** Stated task **
Reproduce only the lines that begin at the line with "Decode this image" and run to the end of the entries; omit every picture.

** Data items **
^^^^^^^^^^^^^^^^

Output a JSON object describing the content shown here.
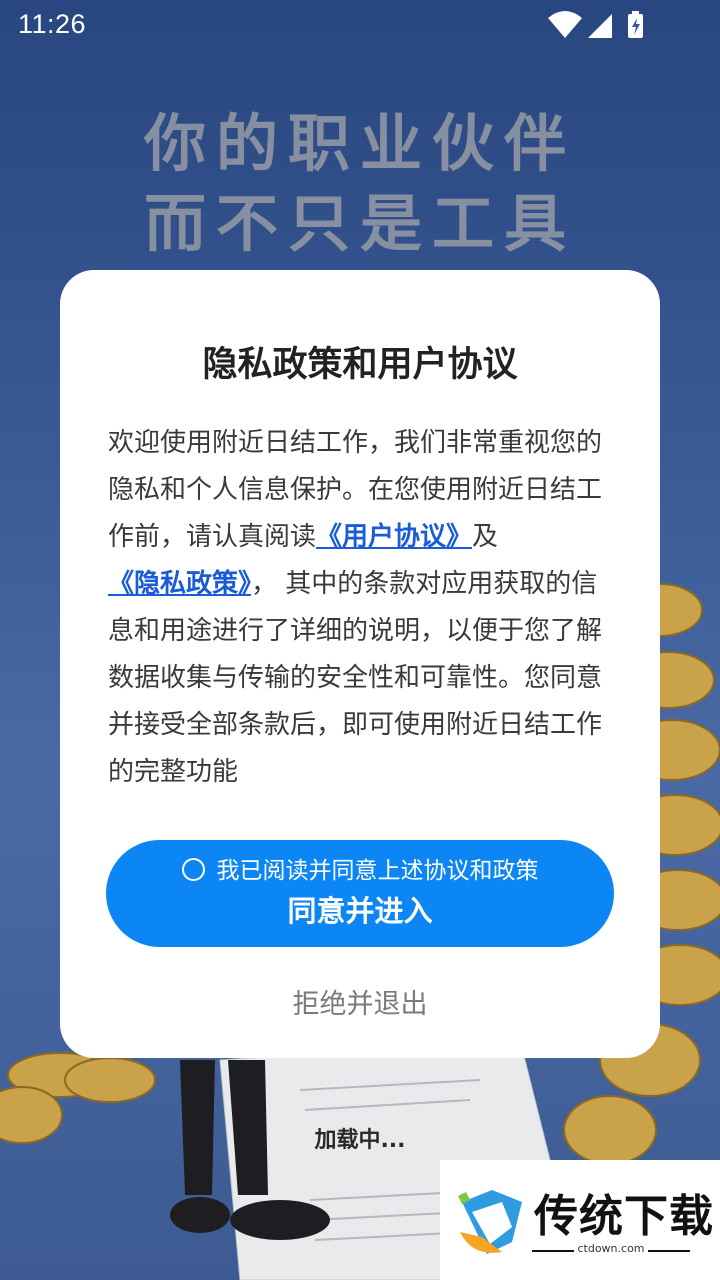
{
  "status_bar": {
    "time": "11:26"
  },
  "background": {
    "headline_line1": "你的职业伙伴",
    "headline_line2": "而不只是工具",
    "loading": "加载中..."
  },
  "dialog": {
    "title": "隐私政策和用户协议",
    "body_intro": "欢迎使用附近日结工作，我们非常重视您的隐私和个人信息保护。在您使用附近日结工作前，请认真阅读",
    "user_agreement_link": "《用户协议》",
    "and_text": "及",
    "privacy_policy_link": "《隐私政策》",
    "body_rest": "， 其中的条款对应用获取的信息和用途进行了详细的说明，以便于您了解数据收集与传输的安全性和可靠性。您同意并接受全部条款后，即可使用附近日结工作的完整功能",
    "consent_checkbox_label": "我已阅读并同意上述协议和政策",
    "agree_button_label": "同意并进入",
    "reject_button_label": "拒绝并退出"
  },
  "watermark": {
    "brand": "传统下载",
    "site": "ctdown.com"
  },
  "colors": {
    "primary_button": "#0c86f5",
    "link": "#1a5cd8"
  }
}
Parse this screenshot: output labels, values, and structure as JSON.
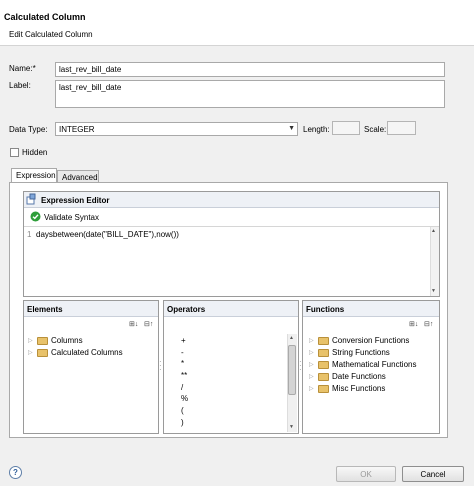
{
  "dialog": {
    "title": "Calculated Column",
    "subtitle": "Edit Calculated Column"
  },
  "form": {
    "name_label": "Name:*",
    "name_value": "last_rev_bill_date",
    "label_label": "Label:",
    "label_value": "last_rev_bill_date",
    "data_type_label": "Data Type:",
    "data_type_value": "INTEGER",
    "length_label": "Length:",
    "scale_label": "Scale:",
    "hidden_label": "Hidden"
  },
  "tabs": [
    {
      "label": "Expression"
    },
    {
      "label": "Advanced"
    }
  ],
  "editor": {
    "title": "Expression Editor",
    "validate_label": "Validate Syntax",
    "line_number": "1",
    "expression": "daysbetween(date(\"BILL_DATE\"),now())"
  },
  "elements": {
    "title": "Elements",
    "items": [
      {
        "label": "Columns"
      },
      {
        "label": "Calculated Columns"
      }
    ]
  },
  "operators": {
    "title": "Operators",
    "items": [
      "+",
      "-",
      "*",
      "**",
      "/",
      "%",
      "(",
      ")"
    ]
  },
  "functions": {
    "title": "Functions",
    "items": [
      {
        "label": "Conversion Functions"
      },
      {
        "label": "String Functions"
      },
      {
        "label": "Mathematical Functions"
      },
      {
        "label": "Date Functions"
      },
      {
        "label": "Misc Functions"
      }
    ]
  },
  "footer": {
    "help_icon": "?",
    "ok_label": "OK",
    "cancel_label": "Cancel"
  },
  "colors": {
    "validate_icon": "#2e9e3a",
    "folder": "#e8c26a"
  }
}
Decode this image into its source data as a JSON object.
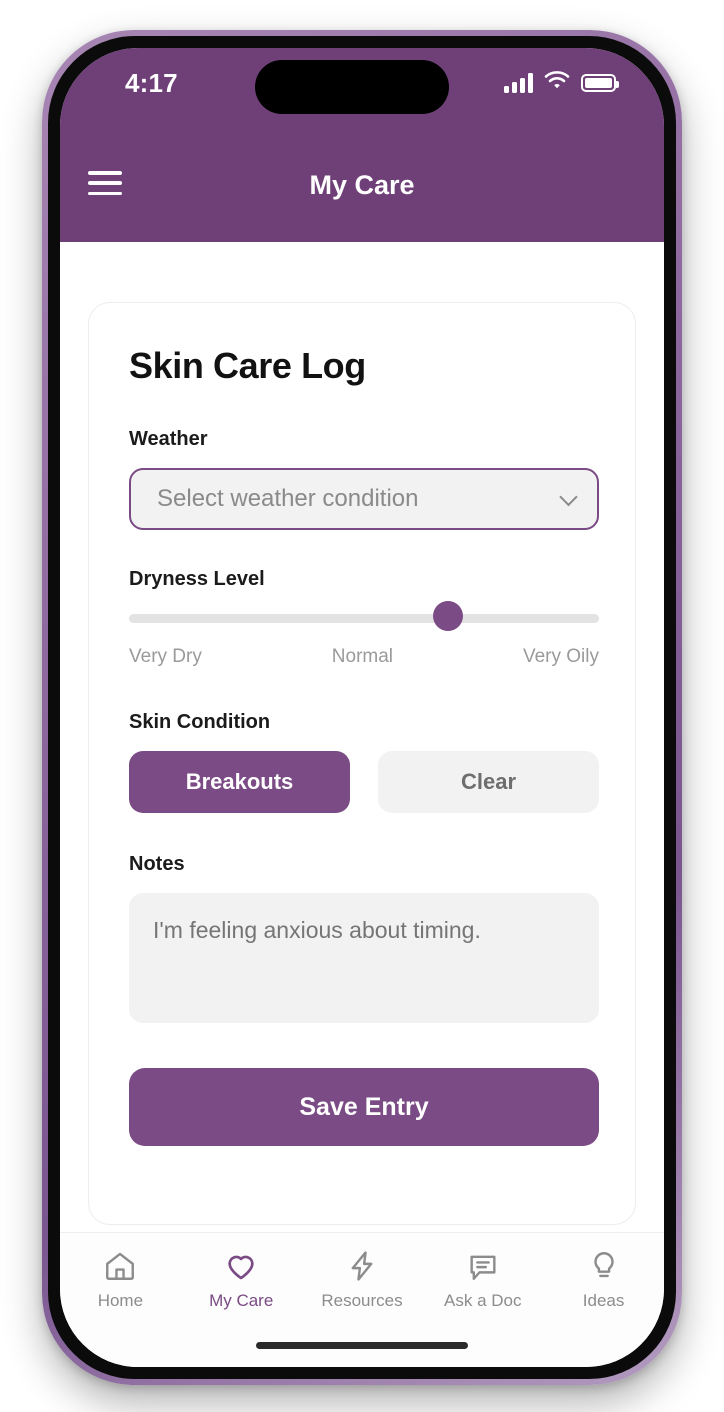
{
  "status_bar": {
    "time": "4:17",
    "signal_icon": "signal-bars-icon",
    "wifi_icon": "wifi-icon",
    "battery_icon": "battery-icon"
  },
  "header": {
    "menu_icon": "hamburger-menu-icon",
    "title": "My Care"
  },
  "card": {
    "title": "Skin Care Log",
    "weather": {
      "label": "Weather",
      "placeholder": "Select weather condition",
      "value": "",
      "chevron_icon": "chevron-down-icon"
    },
    "dryness": {
      "label": "Dryness Level",
      "value_percent": 69,
      "min_label": "Very Dry",
      "mid_label": "Normal",
      "max_label": "Very Oily"
    },
    "skin_condition": {
      "label": "Skin Condition",
      "options": [
        {
          "label": "Breakouts",
          "selected": true
        },
        {
          "label": "Clear",
          "selected": false
        }
      ]
    },
    "notes": {
      "label": "Notes",
      "value": "I'm feeling anxious about timing.",
      "placeholder": "I'm feeling anxious about timing."
    },
    "save_label": "Save Entry"
  },
  "bottom_nav": [
    {
      "label": "Home",
      "icon": "home-icon",
      "active": false
    },
    {
      "label": "My Care",
      "icon": "heart-icon",
      "active": true
    },
    {
      "label": "Resources",
      "icon": "lightning-bolt-icon",
      "active": false
    },
    {
      "label": "Ask a Doc",
      "icon": "chat-bubble-icon",
      "active": false
    },
    {
      "label": "Ideas",
      "icon": "lightbulb-icon",
      "active": false
    }
  ],
  "colors": {
    "brand_purple": "#6f4078",
    "accent_purple": "#7a4b85",
    "field_gray": "#f3f2f3",
    "muted_text": "#8a8a8a"
  }
}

^^^^^^^^^^^^^^^^

** Solution for this task **
Decode this image into its source data as a JSON object.
{
  "status_bar": {
    "time": "4:17",
    "signal_icon": "signal-bars-icon",
    "wifi_icon": "wifi-icon",
    "battery_icon": "battery-icon"
  },
  "header": {
    "menu_icon": "hamburger-menu-icon",
    "title": "My Care"
  },
  "card": {
    "title": "Skin Care Log",
    "weather": {
      "label": "Weather",
      "placeholder": "Select weather condition",
      "value": "",
      "chevron_icon": "chevron-down-icon"
    },
    "dryness": {
      "label": "Dryness Level",
      "value_percent": 69,
      "min_label": "Very Dry",
      "mid_label": "Normal",
      "max_label": "Very Oily"
    },
    "skin_condition": {
      "label": "Skin Condition",
      "options": [
        {
          "label": "Breakouts",
          "selected": true
        },
        {
          "label": "Clear",
          "selected": false
        }
      ]
    },
    "notes": {
      "label": "Notes",
      "value": "I'm feeling anxious about timing.",
      "placeholder": "I'm feeling anxious about timing."
    },
    "save_label": "Save Entry"
  },
  "bottom_nav": [
    {
      "label": "Home",
      "icon": "home-icon",
      "active": false
    },
    {
      "label": "My Care",
      "icon": "heart-icon",
      "active": true
    },
    {
      "label": "Resources",
      "icon": "lightning-bolt-icon",
      "active": false
    },
    {
      "label": "Ask a Doc",
      "icon": "chat-bubble-icon",
      "active": false
    },
    {
      "label": "Ideas",
      "icon": "lightbulb-icon",
      "active": false
    }
  ],
  "colors": {
    "brand_purple": "#6f4078",
    "accent_purple": "#7a4b85",
    "field_gray": "#f3f2f3",
    "muted_text": "#8a8a8a"
  }
}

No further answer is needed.